** EXERCISE INSTRUCTIONS **
Give as output the line that contains "What does this", followed by every remaining line of the entries, unchanged and with nothing added.

# # # # # # #

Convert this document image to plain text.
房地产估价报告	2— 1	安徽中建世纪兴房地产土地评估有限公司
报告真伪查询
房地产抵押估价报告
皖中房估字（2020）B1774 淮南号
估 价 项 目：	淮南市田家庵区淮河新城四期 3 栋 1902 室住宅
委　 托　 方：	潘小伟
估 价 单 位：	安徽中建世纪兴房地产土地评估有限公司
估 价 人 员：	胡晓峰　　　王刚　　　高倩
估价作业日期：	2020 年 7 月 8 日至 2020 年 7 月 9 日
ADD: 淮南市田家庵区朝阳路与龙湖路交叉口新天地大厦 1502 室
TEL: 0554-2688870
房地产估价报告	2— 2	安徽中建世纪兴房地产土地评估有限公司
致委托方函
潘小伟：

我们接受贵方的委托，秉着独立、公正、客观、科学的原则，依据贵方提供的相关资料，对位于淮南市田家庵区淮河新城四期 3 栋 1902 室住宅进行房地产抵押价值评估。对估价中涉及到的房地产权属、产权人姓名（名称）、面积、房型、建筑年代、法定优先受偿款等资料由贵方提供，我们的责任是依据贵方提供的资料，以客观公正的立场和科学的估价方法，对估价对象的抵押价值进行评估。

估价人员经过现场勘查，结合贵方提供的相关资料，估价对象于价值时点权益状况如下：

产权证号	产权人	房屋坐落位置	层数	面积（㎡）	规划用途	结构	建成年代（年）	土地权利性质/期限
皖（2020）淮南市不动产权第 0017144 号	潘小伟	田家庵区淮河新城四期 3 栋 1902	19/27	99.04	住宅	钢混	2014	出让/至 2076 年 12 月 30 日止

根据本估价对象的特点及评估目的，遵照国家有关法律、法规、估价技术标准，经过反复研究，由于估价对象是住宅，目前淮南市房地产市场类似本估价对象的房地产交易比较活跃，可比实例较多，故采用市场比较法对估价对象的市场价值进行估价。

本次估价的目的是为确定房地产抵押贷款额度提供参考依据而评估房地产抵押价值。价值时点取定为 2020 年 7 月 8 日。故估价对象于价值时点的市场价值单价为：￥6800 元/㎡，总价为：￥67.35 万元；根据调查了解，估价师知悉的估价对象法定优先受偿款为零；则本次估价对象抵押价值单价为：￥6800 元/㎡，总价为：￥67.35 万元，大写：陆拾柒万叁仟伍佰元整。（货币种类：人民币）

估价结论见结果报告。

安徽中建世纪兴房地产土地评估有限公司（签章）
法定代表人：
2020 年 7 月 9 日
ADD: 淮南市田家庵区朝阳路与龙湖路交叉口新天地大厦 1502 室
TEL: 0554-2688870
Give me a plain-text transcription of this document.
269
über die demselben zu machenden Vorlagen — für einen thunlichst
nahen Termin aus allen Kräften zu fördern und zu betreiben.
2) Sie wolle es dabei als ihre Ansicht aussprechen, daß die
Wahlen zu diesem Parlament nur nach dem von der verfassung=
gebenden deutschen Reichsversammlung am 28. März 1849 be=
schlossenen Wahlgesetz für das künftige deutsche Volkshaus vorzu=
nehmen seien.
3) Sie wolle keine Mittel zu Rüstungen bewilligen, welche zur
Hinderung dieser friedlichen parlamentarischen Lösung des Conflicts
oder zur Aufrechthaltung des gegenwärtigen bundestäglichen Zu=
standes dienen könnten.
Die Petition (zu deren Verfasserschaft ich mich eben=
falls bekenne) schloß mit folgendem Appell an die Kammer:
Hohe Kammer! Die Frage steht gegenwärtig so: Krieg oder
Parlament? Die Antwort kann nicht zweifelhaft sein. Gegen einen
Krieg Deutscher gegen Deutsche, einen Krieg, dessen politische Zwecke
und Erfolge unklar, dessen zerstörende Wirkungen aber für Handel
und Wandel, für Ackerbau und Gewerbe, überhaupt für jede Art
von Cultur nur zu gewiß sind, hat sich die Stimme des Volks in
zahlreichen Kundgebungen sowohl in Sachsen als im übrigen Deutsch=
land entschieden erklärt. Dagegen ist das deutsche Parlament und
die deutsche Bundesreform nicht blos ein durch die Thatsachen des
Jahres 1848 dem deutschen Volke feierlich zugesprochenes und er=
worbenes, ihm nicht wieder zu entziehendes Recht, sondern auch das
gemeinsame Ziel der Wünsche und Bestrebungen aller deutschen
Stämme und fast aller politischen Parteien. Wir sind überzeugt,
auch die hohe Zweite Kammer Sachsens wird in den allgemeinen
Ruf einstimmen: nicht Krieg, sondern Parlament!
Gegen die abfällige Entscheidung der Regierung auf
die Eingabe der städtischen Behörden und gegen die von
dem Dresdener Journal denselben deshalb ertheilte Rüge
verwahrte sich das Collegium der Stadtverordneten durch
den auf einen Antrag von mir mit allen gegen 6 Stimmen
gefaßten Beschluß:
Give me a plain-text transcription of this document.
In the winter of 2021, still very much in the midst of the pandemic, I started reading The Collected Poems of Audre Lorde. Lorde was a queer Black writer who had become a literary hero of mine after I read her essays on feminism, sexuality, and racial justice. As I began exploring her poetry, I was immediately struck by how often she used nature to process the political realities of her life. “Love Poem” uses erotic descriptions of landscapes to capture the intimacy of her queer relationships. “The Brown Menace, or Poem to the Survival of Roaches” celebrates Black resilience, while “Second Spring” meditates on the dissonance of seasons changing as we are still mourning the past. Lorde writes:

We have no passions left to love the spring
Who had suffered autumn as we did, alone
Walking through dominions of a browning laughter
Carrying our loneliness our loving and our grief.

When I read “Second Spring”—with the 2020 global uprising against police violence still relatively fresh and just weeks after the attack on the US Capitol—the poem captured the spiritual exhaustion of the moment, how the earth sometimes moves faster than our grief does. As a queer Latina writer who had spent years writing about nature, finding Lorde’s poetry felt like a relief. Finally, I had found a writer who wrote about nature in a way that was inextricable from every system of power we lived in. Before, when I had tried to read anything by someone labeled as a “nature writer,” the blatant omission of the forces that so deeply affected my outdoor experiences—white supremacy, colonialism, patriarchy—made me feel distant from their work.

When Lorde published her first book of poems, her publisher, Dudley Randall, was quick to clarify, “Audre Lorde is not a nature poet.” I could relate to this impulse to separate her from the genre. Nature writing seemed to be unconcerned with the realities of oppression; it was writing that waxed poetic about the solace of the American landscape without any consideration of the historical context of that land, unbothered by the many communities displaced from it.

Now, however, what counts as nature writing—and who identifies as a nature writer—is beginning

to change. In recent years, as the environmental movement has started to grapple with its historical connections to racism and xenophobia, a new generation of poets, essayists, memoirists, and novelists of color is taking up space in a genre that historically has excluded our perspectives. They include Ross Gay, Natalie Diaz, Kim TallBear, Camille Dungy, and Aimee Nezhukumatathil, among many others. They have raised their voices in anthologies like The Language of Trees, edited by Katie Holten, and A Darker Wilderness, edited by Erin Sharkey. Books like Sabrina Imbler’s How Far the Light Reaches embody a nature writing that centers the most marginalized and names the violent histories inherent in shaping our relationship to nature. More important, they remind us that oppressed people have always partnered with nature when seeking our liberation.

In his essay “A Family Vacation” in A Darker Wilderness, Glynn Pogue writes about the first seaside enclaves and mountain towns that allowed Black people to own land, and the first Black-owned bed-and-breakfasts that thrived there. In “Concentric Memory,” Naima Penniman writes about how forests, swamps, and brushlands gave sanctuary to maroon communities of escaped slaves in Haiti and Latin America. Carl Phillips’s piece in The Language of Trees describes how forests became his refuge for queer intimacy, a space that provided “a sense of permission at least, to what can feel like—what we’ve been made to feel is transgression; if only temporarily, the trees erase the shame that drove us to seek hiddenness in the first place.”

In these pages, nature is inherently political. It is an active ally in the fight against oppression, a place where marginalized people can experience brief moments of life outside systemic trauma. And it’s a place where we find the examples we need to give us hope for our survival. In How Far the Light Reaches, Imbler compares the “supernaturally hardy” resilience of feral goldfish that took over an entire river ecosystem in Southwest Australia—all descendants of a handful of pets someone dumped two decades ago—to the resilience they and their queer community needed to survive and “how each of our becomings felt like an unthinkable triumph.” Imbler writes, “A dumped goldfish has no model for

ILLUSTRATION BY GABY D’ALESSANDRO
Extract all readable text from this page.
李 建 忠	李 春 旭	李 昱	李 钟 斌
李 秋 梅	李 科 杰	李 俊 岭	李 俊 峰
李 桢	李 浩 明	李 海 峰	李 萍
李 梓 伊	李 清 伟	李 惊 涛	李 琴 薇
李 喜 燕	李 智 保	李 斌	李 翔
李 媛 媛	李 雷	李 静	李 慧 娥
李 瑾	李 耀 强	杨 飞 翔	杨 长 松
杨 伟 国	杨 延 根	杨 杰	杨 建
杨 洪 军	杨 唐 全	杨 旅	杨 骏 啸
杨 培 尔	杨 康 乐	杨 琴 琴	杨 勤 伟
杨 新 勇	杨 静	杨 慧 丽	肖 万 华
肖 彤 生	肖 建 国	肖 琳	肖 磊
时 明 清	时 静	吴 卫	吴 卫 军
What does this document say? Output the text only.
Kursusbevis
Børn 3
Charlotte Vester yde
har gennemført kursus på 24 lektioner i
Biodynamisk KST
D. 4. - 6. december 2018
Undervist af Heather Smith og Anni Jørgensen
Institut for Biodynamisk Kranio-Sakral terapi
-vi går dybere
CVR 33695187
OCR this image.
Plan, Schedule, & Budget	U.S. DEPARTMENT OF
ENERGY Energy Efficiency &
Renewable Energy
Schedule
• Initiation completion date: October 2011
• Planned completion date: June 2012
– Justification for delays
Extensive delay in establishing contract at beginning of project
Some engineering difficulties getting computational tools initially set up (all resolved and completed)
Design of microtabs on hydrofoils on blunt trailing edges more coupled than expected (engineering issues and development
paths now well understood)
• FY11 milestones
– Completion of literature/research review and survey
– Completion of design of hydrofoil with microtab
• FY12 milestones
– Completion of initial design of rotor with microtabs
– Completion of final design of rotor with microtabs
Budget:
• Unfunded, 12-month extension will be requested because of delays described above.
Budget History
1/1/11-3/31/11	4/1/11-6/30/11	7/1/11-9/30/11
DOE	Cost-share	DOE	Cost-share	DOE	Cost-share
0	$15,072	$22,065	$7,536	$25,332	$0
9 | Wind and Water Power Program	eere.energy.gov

# # # # # # #

** ANSWER **
What does this document say? Output the text only.
Kursusbevis
Børn 3
Charlotte Vester yde
har gennemført kursus på 24 lektioner i
Biodynamisk KST
D. 4. - 6. december 2018
Undervist af Heather Smith og Anni Jørgensen
Institut for Biodynamisk Kranio-Sakral terapi
-vi går dybere
CVR 33695187
OCR this image.
Plan, Schedule, & Budget	U.S. DEPARTMENT OF
ENERGY Energy Efficiency &
Renewable Energy
Schedule
• Initiation completion date: October 2011
• Planned completion date: June 2012
– Justification for delays
Extensive delay in establishing contract at beginning of project
Some engineering difficulties getting computational tools initially set up (all resolved and completed)
Design of microtabs on hydrofoils on blunt trailing edges more coupled than expected (engineering issues and development
paths now well understood)
• FY11 milestones
– Completion of literature/research review and survey
– Completion of design of hydrofoil with microtab
• FY12 milestones
– Completion of initial design of rotor with microtabs
– Completion of final design of rotor with microtabs
Budget:
• Unfunded, 12-month extension will be requested because of delays described above.
Budget History
1/1/11-3/31/11	4/1/11-6/30/11	7/1/11-9/30/11
DOE	Cost-share	DOE	Cost-share	DOE	Cost-share
0	$15,072	$22,065	$7,536	$25,332	$0
9 | Wind and Water Power Program	eere.energy.gov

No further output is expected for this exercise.